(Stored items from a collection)
○ ○ ○ ○ ○

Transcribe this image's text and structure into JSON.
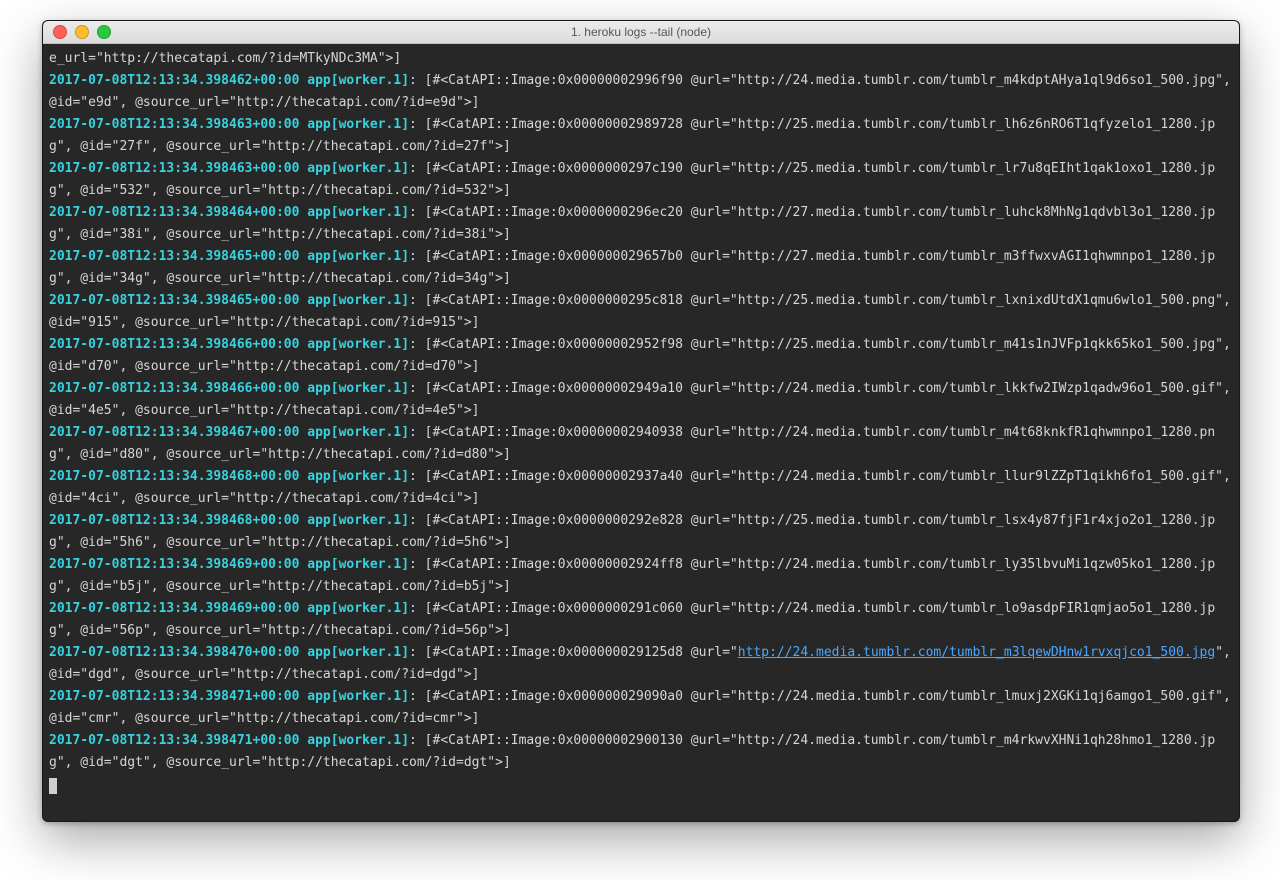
{
  "window": {
    "title": "1. heroku logs --tail (node)"
  },
  "partial_first_line": "e_url=\"http://thecatapi.com/?id=MTkyNDc3MA\">]",
  "log_lines": [
    {
      "timestamp": "2017-07-08T12:13:34.398462+00:00",
      "source": "app[worker.1]",
      "body": "[#<CatAPI::Image:0x00000002996f90 @url=\"http://24.media.tumblr.com/tumblr_m4kdptAHya1ql9d6so1_500.jpg\", @id=\"e9d\", @source_url=\"http://thecatapi.com/?id=e9d\">]",
      "highlighted_url": null
    },
    {
      "timestamp": "2017-07-08T12:13:34.398463+00:00",
      "source": "app[worker.1]",
      "body": "[#<CatAPI::Image:0x00000002989728 @url=\"http://25.media.tumblr.com/tumblr_lh6z6nRO6T1qfyzelo1_1280.jpg\", @id=\"27f\", @source_url=\"http://thecatapi.com/?id=27f\">]",
      "highlighted_url": null
    },
    {
      "timestamp": "2017-07-08T12:13:34.398463+00:00",
      "source": "app[worker.1]",
      "body": "[#<CatAPI::Image:0x0000000297c190 @url=\"http://25.media.tumblr.com/tumblr_lr7u8qEIht1qak1oxo1_1280.jpg\", @id=\"532\", @source_url=\"http://thecatapi.com/?id=532\">]",
      "highlighted_url": null
    },
    {
      "timestamp": "2017-07-08T12:13:34.398464+00:00",
      "source": "app[worker.1]",
      "body": "[#<CatAPI::Image:0x0000000296ec20 @url=\"http://27.media.tumblr.com/tumblr_luhck8MhNg1qdvbl3o1_1280.jpg\", @id=\"38i\", @source_url=\"http://thecatapi.com/?id=38i\">]",
      "highlighted_url": null
    },
    {
      "timestamp": "2017-07-08T12:13:34.398465+00:00",
      "source": "app[worker.1]",
      "body": "[#<CatAPI::Image:0x000000029657b0 @url=\"http://27.media.tumblr.com/tumblr_m3ffwxvAGI1qhwmnpo1_1280.jpg\", @id=\"34g\", @source_url=\"http://thecatapi.com/?id=34g\">]",
      "highlighted_url": null
    },
    {
      "timestamp": "2017-07-08T12:13:34.398465+00:00",
      "source": "app[worker.1]",
      "body": "[#<CatAPI::Image:0x0000000295c818 @url=\"http://25.media.tumblr.com/tumblr_lxnixdUtdX1qmu6wlo1_500.png\", @id=\"915\", @source_url=\"http://thecatapi.com/?id=915\">]",
      "highlighted_url": null
    },
    {
      "timestamp": "2017-07-08T12:13:34.398466+00:00",
      "source": "app[worker.1]",
      "body": "[#<CatAPI::Image:0x00000002952f98 @url=\"http://25.media.tumblr.com/tumblr_m41s1nJVFp1qkk65ko1_500.jpg\", @id=\"d70\", @source_url=\"http://thecatapi.com/?id=d70\">]",
      "highlighted_url": null
    },
    {
      "timestamp": "2017-07-08T12:13:34.398466+00:00",
      "source": "app[worker.1]",
      "body": "[#<CatAPI::Image:0x00000002949a10 @url=\"http://24.media.tumblr.com/tumblr_lkkfw2IWzp1qadw96o1_500.gif\", @id=\"4e5\", @source_url=\"http://thecatapi.com/?id=4e5\">]",
      "highlighted_url": null
    },
    {
      "timestamp": "2017-07-08T12:13:34.398467+00:00",
      "source": "app[worker.1]",
      "body": "[#<CatAPI::Image:0x00000002940938 @url=\"http://24.media.tumblr.com/tumblr_m4t68knkfR1qhwmnpo1_1280.png\", @id=\"d80\", @source_url=\"http://thecatapi.com/?id=d80\">]",
      "highlighted_url": null
    },
    {
      "timestamp": "2017-07-08T12:13:34.398468+00:00",
      "source": "app[worker.1]",
      "body": "[#<CatAPI::Image:0x00000002937a40 @url=\"http://24.media.tumblr.com/tumblr_llur9lZZpT1qikh6fo1_500.gif\", @id=\"4ci\", @source_url=\"http://thecatapi.com/?id=4ci\">]",
      "highlighted_url": null
    },
    {
      "timestamp": "2017-07-08T12:13:34.398468+00:00",
      "source": "app[worker.1]",
      "body": "[#<CatAPI::Image:0x0000000292e828 @url=\"http://25.media.tumblr.com/tumblr_lsx4y87fjF1r4xjo2o1_1280.jpg\", @id=\"5h6\", @source_url=\"http://thecatapi.com/?id=5h6\">]",
      "highlighted_url": null
    },
    {
      "timestamp": "2017-07-08T12:13:34.398469+00:00",
      "source": "app[worker.1]",
      "body": "[#<CatAPI::Image:0x00000002924ff8 @url=\"http://24.media.tumblr.com/tumblr_ly35lbvuMi1qzw05ko1_1280.jpg\", @id=\"b5j\", @source_url=\"http://thecatapi.com/?id=b5j\">]",
      "highlighted_url": null
    },
    {
      "timestamp": "2017-07-08T12:13:34.398469+00:00",
      "source": "app[worker.1]",
      "body": "[#<CatAPI::Image:0x0000000291c060 @url=\"http://24.media.tumblr.com/tumblr_lo9asdpFIR1qmjao5o1_1280.jpg\", @id=\"56p\", @source_url=\"http://thecatapi.com/?id=56p\">]",
      "highlighted_url": null
    },
    {
      "timestamp": "2017-07-08T12:13:34.398470+00:00",
      "source": "app[worker.1]",
      "body": "[#<CatAPI::Image:0x000000029125d8 @url=\"http://24.media.tumblr.com/tumblr_m3lqewDHnw1rvxqjco1_500.jpg\", @id=\"dgd\", @source_url=\"http://thecatapi.com/?id=dgd\">]",
      "highlighted_url": "http://24.media.tumblr.com/tumblr_m3lqewDHnw1rvxqjco1_500.jpg"
    },
    {
      "timestamp": "2017-07-08T12:13:34.398471+00:00",
      "source": "app[worker.1]",
      "body": "[#<CatAPI::Image:0x000000029090a0 @url=\"http://24.media.tumblr.com/tumblr_lmuxj2XGKi1qj6amgo1_500.gif\", @id=\"cmr\", @source_url=\"http://thecatapi.com/?id=cmr\">]",
      "highlighted_url": null
    },
    {
      "timestamp": "2017-07-08T12:13:34.398471+00:00",
      "source": "app[worker.1]",
      "body": "[#<CatAPI::Image:0x00000002900130 @url=\"http://24.media.tumblr.com/tumblr_m4rkwvXHNi1qh28hmo1_1280.jpg\", @id=\"dgt\", @source_url=\"http://thecatapi.com/?id=dgt\">]",
      "highlighted_url": null
    }
  ]
}
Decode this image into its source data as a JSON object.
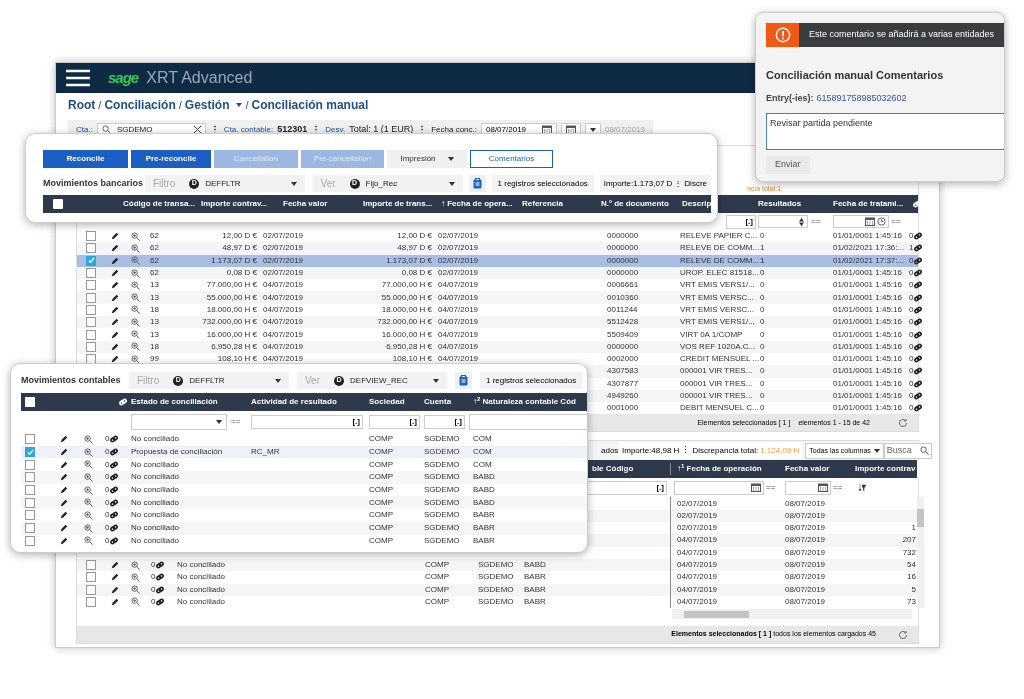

○ ○ ○ ○ ○

OBJECTIVE
Go through the listing above and return every line where the word "this" occurs.

REPLY TO THE EXERCISE
Transcribe this image's text and structure into JSON.
Decode this image into its source data as a JSON object.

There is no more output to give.